Start of Working data

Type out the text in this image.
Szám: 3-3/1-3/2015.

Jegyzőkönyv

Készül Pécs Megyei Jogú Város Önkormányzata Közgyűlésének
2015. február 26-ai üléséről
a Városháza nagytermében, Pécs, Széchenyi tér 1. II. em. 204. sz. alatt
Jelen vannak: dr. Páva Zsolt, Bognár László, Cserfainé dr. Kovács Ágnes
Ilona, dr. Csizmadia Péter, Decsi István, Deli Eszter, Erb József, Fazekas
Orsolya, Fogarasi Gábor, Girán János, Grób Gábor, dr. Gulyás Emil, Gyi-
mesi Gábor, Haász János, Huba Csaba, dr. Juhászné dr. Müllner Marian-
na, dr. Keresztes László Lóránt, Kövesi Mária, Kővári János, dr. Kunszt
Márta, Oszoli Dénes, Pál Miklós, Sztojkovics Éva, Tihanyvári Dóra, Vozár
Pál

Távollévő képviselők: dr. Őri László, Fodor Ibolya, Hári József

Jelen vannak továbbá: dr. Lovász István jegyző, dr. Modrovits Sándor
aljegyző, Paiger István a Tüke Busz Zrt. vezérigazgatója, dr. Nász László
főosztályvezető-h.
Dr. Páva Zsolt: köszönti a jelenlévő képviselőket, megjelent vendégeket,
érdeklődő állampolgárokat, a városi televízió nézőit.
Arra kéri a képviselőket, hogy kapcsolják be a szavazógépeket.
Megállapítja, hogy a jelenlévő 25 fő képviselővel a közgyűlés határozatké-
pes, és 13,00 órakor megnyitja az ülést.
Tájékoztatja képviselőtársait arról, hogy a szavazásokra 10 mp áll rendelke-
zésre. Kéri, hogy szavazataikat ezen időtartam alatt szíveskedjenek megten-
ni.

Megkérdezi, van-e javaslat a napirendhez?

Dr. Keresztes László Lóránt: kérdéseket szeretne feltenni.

End of Working data

■ What is asked ■
Extract all of the data shown above without alteration.

■ Answer to this exercise ■
Type out the text in this image.
Szám: 3-3/1-3/2015.

Jegyzőkönyv

Készül Pécs Megyei Jogú Város Önkormányzata Közgyűlésének
2015. február 26-ai üléséről
a Városháza nagytermében, Pécs, Széchenyi tér 1. II. em. 204. sz. alatt
Jelen vannak: dr. Páva Zsolt, Bognár László, Cserfainé dr. Kovács Ágnes
Ilona, dr. Csizmadia Péter, Decsi István, Deli Eszter, Erb József, Fazekas
Orsolya, Fogarasi Gábor, Girán János, Grób Gábor, dr. Gulyás Emil, Gyi-
mesi Gábor, Haász János, Huba Csaba, dr. Juhászné dr. Müllner Marian-
na, dr. Keresztes László Lóránt, Kövesi Mária, Kővári János, dr. Kunszt
Márta, Oszoli Dénes, Pál Miklós, Sztojkovics Éva, Tihanyvári Dóra, Vozár
Pál

Távollévő képviselők: dr. Őri László, Fodor Ibolya, Hári József

Jelen vannak továbbá: dr. Lovász István jegyző, dr. Modrovits Sándor
aljegyző, Paiger István a Tüke Busz Zrt. vezérigazgatója, dr. Nász László
főosztályvezető-h.
Dr. Páva Zsolt: köszönti a jelenlévő képviselőket, megjelent vendégeket,
érdeklődő állampolgárokat, a városi televízió nézőit.
Arra kéri a képviselőket, hogy kapcsolják be a szavazógépeket.
Megállapítja, hogy a jelenlévő 25 fő képviselővel a közgyűlés határozatké-
pes, és 13,00 órakor megnyitja az ülést.
Tájékoztatja képviselőtársait arról, hogy a szavazásokra 10 mp áll rendelke-
zésre. Kéri, hogy szavazataikat ezen időtartam alatt szíveskedjenek megten-
ni.

Megkérdezi, van-e javaslat a napirendhez?

Dr. Keresztes László Lóránt: kérdéseket szeretne feltenni.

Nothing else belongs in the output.